● Task goal:
Can you give all the records again without altering a single character?

● Extracted data:
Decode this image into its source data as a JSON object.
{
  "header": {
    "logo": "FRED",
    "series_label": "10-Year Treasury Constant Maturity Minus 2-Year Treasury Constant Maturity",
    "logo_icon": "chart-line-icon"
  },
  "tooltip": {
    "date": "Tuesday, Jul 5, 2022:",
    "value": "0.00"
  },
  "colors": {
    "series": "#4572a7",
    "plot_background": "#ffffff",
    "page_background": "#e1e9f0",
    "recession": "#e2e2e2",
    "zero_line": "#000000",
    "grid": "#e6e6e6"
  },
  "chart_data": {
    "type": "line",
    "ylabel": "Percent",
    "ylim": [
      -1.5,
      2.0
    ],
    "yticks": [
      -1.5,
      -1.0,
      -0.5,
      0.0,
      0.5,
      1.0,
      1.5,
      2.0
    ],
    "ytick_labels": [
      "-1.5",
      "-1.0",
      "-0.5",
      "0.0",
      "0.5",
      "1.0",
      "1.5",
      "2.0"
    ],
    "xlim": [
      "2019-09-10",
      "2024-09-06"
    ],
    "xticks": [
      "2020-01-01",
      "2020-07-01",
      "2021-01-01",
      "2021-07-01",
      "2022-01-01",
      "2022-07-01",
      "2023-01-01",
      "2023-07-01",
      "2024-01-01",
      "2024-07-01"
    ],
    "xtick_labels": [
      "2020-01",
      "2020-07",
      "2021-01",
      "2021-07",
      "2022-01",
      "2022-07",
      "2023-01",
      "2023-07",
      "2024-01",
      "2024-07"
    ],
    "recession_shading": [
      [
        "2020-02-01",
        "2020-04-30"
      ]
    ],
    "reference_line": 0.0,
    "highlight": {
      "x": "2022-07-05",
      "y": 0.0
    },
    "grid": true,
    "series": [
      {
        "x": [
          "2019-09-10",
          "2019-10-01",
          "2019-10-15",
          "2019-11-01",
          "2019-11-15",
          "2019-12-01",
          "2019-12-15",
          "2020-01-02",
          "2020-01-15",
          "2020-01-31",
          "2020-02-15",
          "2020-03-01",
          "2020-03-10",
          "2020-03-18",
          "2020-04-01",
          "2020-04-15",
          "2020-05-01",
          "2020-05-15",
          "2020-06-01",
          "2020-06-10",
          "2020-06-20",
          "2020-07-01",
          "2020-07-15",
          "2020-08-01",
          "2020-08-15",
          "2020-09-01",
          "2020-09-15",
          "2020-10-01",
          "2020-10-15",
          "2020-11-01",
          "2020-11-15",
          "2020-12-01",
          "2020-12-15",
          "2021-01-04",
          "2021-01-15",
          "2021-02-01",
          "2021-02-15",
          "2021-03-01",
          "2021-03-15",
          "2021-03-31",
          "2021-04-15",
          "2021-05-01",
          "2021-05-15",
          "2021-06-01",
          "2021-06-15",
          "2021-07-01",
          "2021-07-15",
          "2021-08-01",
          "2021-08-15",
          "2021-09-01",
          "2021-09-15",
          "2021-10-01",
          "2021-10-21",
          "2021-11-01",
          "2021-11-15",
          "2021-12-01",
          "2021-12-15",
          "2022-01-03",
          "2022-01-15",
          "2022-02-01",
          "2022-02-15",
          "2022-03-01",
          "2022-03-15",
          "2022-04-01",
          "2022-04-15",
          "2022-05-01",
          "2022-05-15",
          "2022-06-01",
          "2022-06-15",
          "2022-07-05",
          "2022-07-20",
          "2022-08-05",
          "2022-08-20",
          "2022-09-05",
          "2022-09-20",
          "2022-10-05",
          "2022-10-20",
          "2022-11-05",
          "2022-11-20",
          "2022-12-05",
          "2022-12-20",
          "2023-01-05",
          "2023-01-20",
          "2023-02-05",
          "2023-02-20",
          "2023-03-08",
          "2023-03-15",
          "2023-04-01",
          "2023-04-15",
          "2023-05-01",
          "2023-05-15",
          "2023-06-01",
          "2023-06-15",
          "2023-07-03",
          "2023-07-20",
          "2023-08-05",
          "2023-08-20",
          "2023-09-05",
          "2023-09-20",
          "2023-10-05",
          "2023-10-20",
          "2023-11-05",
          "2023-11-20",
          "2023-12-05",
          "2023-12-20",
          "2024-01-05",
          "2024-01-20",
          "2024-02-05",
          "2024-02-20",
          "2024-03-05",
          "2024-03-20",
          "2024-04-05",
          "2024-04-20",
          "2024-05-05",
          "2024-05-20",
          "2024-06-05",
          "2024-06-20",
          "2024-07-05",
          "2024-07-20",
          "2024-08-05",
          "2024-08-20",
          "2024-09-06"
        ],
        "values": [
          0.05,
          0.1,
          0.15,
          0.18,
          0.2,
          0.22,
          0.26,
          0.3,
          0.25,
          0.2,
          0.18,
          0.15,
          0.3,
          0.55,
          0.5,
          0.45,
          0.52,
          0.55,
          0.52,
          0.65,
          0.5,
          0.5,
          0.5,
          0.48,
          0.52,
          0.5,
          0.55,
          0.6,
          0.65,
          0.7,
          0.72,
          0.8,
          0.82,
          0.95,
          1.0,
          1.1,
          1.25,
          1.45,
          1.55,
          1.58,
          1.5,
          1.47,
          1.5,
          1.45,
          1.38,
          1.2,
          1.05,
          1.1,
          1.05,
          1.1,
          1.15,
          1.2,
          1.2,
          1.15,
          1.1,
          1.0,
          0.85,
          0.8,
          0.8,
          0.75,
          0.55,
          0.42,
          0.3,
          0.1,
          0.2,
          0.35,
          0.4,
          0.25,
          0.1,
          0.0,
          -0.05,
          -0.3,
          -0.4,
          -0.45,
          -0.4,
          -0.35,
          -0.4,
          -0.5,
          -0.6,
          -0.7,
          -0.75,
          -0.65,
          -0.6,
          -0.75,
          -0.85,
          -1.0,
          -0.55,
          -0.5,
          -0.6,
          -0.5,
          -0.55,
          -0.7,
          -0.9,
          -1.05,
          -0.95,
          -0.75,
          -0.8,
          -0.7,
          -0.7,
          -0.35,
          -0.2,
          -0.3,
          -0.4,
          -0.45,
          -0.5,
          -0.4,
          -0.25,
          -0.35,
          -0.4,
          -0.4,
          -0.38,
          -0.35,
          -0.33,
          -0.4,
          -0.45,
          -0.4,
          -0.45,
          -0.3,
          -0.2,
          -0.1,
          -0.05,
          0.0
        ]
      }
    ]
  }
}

● Solution for this problem:
Decode this image into its source data as a JSON object.
{
  "header": {
    "logo": "FRED",
    "series_label": "10-Year Treasury Constant Maturity Minus 2-Year Treasury Constant Maturity",
    "logo_icon": "chart-line-icon"
  },
  "tooltip": {
    "date": "Tuesday, Jul 5, 2022:",
    "value": "0.00"
  },
  "colors": {
    "series": "#4572a7",
    "plot_background": "#ffffff",
    "page_background": "#e1e9f0",
    "recession": "#e2e2e2",
    "zero_line": "#000000",
    "grid": "#e6e6e6"
  },
  "chart_data": {
    "type": "line",
    "ylabel": "Percent",
    "ylim": [
      -1.5,
      2.0
    ],
    "yticks": [
      -1.5,
      -1.0,
      -0.5,
      0.0,
      0.5,
      1.0,
      1.5,
      2.0
    ],
    "ytick_labels": [
      "-1.5",
      "-1.0",
      "-0.5",
      "0.0",
      "0.5",
      "1.0",
      "1.5",
      "2.0"
    ],
    "xlim": [
      "2019-09-10",
      "2024-09-06"
    ],
    "xticks": [
      "2020-01-01",
      "2020-07-01",
      "2021-01-01",
      "2021-07-01",
      "2022-01-01",
      "2022-07-01",
      "2023-01-01",
      "2023-07-01",
      "2024-01-01",
      "2024-07-01"
    ],
    "xtick_labels": [
      "2020-01",
      "2020-07",
      "2021-01",
      "2021-07",
      "2022-01",
      "2022-07",
      "2023-01",
      "2023-07",
      "2024-01",
      "2024-07"
    ],
    "recession_shading": [
      [
        "2020-02-01",
        "2020-04-30"
      ]
    ],
    "reference_line": 0.0,
    "highlight": {
      "x": "2022-07-05",
      "y": 0.0
    },
    "grid": true,
    "series": [
      {
        "x": [
          "2019-09-10",
          "2019-10-01",
          "2019-10-15",
          "2019-11-01",
          "2019-11-15",
          "2019-12-01",
          "2019-12-15",
          "2020-01-02",
          "2020-01-15",
          "2020-01-31",
          "2020-02-15",
          "2020-03-01",
          "2020-03-10",
          "2020-03-18",
          "2020-04-01",
          "2020-04-15",
          "2020-05-01",
          "2020-05-15",
          "2020-06-01",
          "2020-06-10",
          "2020-06-20",
          "2020-07-01",
          "2020-07-15",
          "2020-08-01",
          "2020-08-15",
          "2020-09-01",
          "2020-09-15",
          "2020-10-01",
          "2020-10-15",
          "2020-11-01",
          "2020-11-15",
          "2020-12-01",
          "2020-12-15",
          "2021-01-04",
          "2021-01-15",
          "2021-02-01",
          "2021-02-15",
          "2021-03-01",
          "2021-03-15",
          "2021-03-31",
          "2021-04-15",
          "2021-05-01",
          "2021-05-15",
          "2021-06-01",
          "2021-06-15",
          "2021-07-01",
          "2021-07-15",
          "2021-08-01",
          "2021-08-15",
          "2021-09-01",
          "2021-09-15",
          "2021-10-01",
          "2021-10-21",
          "2021-11-01",
          "2021-11-15",
          "2021-12-01",
          "2021-12-15",
          "2022-01-03",
          "2022-01-15",
          "2022-02-01",
          "2022-02-15",
          "2022-03-01",
          "2022-03-15",
          "2022-04-01",
          "2022-04-15",
          "2022-05-01",
          "2022-05-15",
          "2022-06-01",
          "2022-06-15",
          "2022-07-05",
          "2022-07-20",
          "2022-08-05",
          "2022-08-20",
          "2022-09-05",
          "2022-09-20",
          "2022-10-05",
          "2022-10-20",
          "2022-11-05",
          "2022-11-20",
          "2022-12-05",
          "2022-12-20",
          "2023-01-05",
          "2023-01-20",
          "2023-02-05",
          "2023-02-20",
          "2023-03-08",
          "2023-03-15",
          "2023-04-01",
          "2023-04-15",
          "2023-05-01",
          "2023-05-15",
          "2023-06-01",
          "2023-06-15",
          "2023-07-03",
          "2023-07-20",
          "2023-08-05",
          "2023-08-20",
          "2023-09-05",
          "2023-09-20",
          "2023-10-05",
          "2023-10-20",
          "2023-11-05",
          "2023-11-20",
          "2023-12-05",
          "2023-12-20",
          "2024-01-05",
          "2024-01-20",
          "2024-02-05",
          "2024-02-20",
          "2024-03-05",
          "2024-03-20",
          "2024-04-05",
          "2024-04-20",
          "2024-05-05",
          "2024-05-20",
          "2024-06-05",
          "2024-06-20",
          "2024-07-05",
          "2024-07-20",
          "2024-08-05",
          "2024-08-20",
          "2024-09-06"
        ],
        "values": [
          0.05,
          0.1,
          0.15,
          0.18,
          0.2,
          0.22,
          0.26,
          0.3,
          0.25,
          0.2,
          0.18,
          0.15,
          0.3,
          0.55,
          0.5,
          0.45,
          0.52,
          0.55,
          0.52,
          0.65,
          0.5,
          0.5,
          0.5,
          0.48,
          0.52,
          0.5,
          0.55,
          0.6,
          0.65,
          0.7,
          0.72,
          0.8,
          0.82,
          0.95,
          1.0,
          1.1,
          1.25,
          1.45,
          1.55,
          1.58,
          1.5,
          1.47,
          1.5,
          1.45,
          1.38,
          1.2,
          1.05,
          1.1,
          1.05,
          1.1,
          1.15,
          1.2,
          1.2,
          1.15,
          1.1,
          1.0,
          0.85,
          0.8,
          0.8,
          0.75,
          0.55,
          0.42,
          0.3,
          0.1,
          0.2,
          0.35,
          0.4,
          0.25,
          0.1,
          0.0,
          -0.05,
          -0.3,
          -0.4,
          -0.45,
          -0.4,
          -0.35,
          -0.4,
          -0.5,
          -0.6,
          -0.7,
          -0.75,
          -0.65,
          -0.6,
          -0.75,
          -0.85,
          -1.0,
          -0.55,
          -0.5,
          -0.6,
          -0.5,
          -0.55,
          -0.7,
          -0.9,
          -1.05,
          -0.95,
          -0.75,
          -0.8,
          -0.7,
          -0.7,
          -0.35,
          -0.2,
          -0.3,
          -0.4,
          -0.45,
          -0.5,
          -0.4,
          -0.25,
          -0.35,
          -0.4,
          -0.4,
          -0.38,
          -0.35,
          -0.33,
          -0.4,
          -0.45,
          -0.4,
          -0.45,
          -0.3,
          -0.2,
          -0.1,
          -0.05,
          0.0
        ]
      }
    ]
  }
}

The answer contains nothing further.